Data to process =
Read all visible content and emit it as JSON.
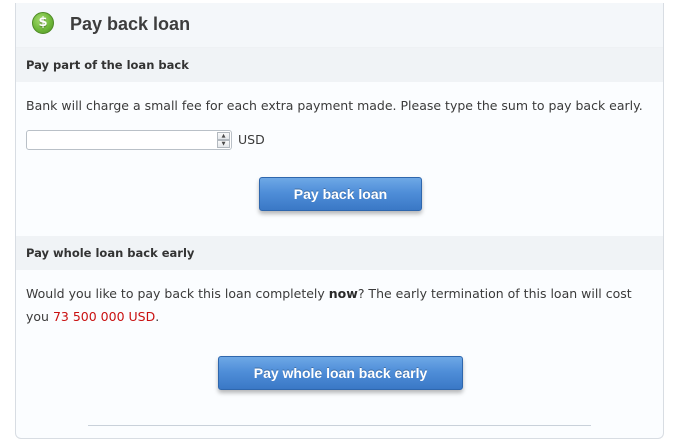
{
  "header": {
    "title": "Pay back loan",
    "icon": "dollar-coin-icon",
    "icon_glyph": "$"
  },
  "partial": {
    "heading": "Pay part of the loan back",
    "description": "Bank will charge a small fee for each extra payment made. Please type the sum to pay back early.",
    "amount_input": {
      "value": "",
      "placeholder": ""
    },
    "spin_up_glyph": "▲",
    "spin_down_glyph": "▼",
    "currency": "USD",
    "button_label": "Pay back loan"
  },
  "whole": {
    "heading": "Pay whole loan back early",
    "text_before": "Would you like to pay back this loan completely ",
    "text_bold": "now",
    "text_after": "? The early termination of this loan will cost you ",
    "amount": "73 500 000 USD",
    "text_end": ".",
    "button_label": "Pay whole loan back early"
  },
  "colors": {
    "accent_button": "#4f8ed8",
    "amount_text": "#c91010",
    "icon_green": "#6fb83a"
  }
}
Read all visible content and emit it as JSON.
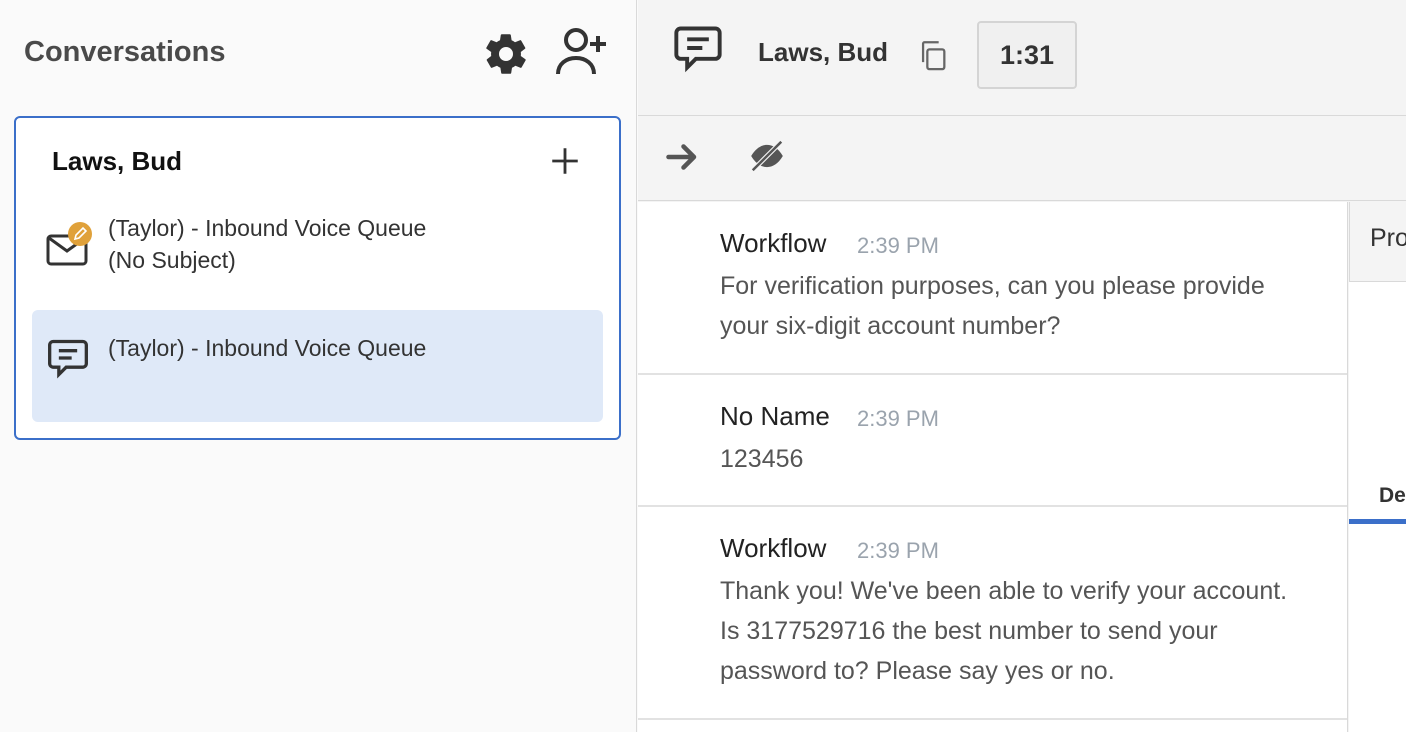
{
  "left_panel": {
    "title": "Conversations",
    "settings_icon": "gear-icon",
    "add_user_icon": "add-user-icon"
  },
  "conversation_card": {
    "contact_name": "Laws, Bud",
    "add_icon": "plus-icon",
    "items": [
      {
        "icon": "email-with-edit-badge-icon",
        "line1": "(Taylor) - Inbound Voice Queue",
        "line2": "(No Subject)",
        "selected": false
      },
      {
        "icon": "chat-icon",
        "line1": "(Taylor) - Inbound Voice Queue",
        "line2": "",
        "selected": true
      }
    ]
  },
  "header": {
    "contact_name": "Laws, Bud",
    "timer": "1:31",
    "copy_icon": "copy-icon",
    "chat_icon": "chat-icon"
  },
  "toolbar": {
    "transfer_icon": "arrow-right-icon",
    "visibility_icon": "eye-off-icon"
  },
  "messages": [
    {
      "sender": "Workflow",
      "time": "2:39 PM",
      "lines": [
        "For verification purposes, can you please provide",
        "your six-digit account number?"
      ]
    },
    {
      "sender": "No Name",
      "time": "2:39 PM",
      "lines": [
        "123456"
      ]
    },
    {
      "sender": "Workflow",
      "time": "2:39 PM",
      "lines": [
        "Thank you! We've been able to verify your account.",
        "Is 3177529716 the best number to send your",
        "password to? Please say yes or no."
      ]
    }
  ],
  "side_panel": {
    "top_label": "Pro",
    "tab_label": "De"
  },
  "colors": {
    "accent": "#3b6fc9",
    "selected_row": "#dfe9f8",
    "badge": "#e0a13a"
  }
}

Exercise aim =
Identify the lines that contain the string "title", and copy every one of them.

Answer to the problem =
    "title": "Pay back loan",
    "title": "Conversations",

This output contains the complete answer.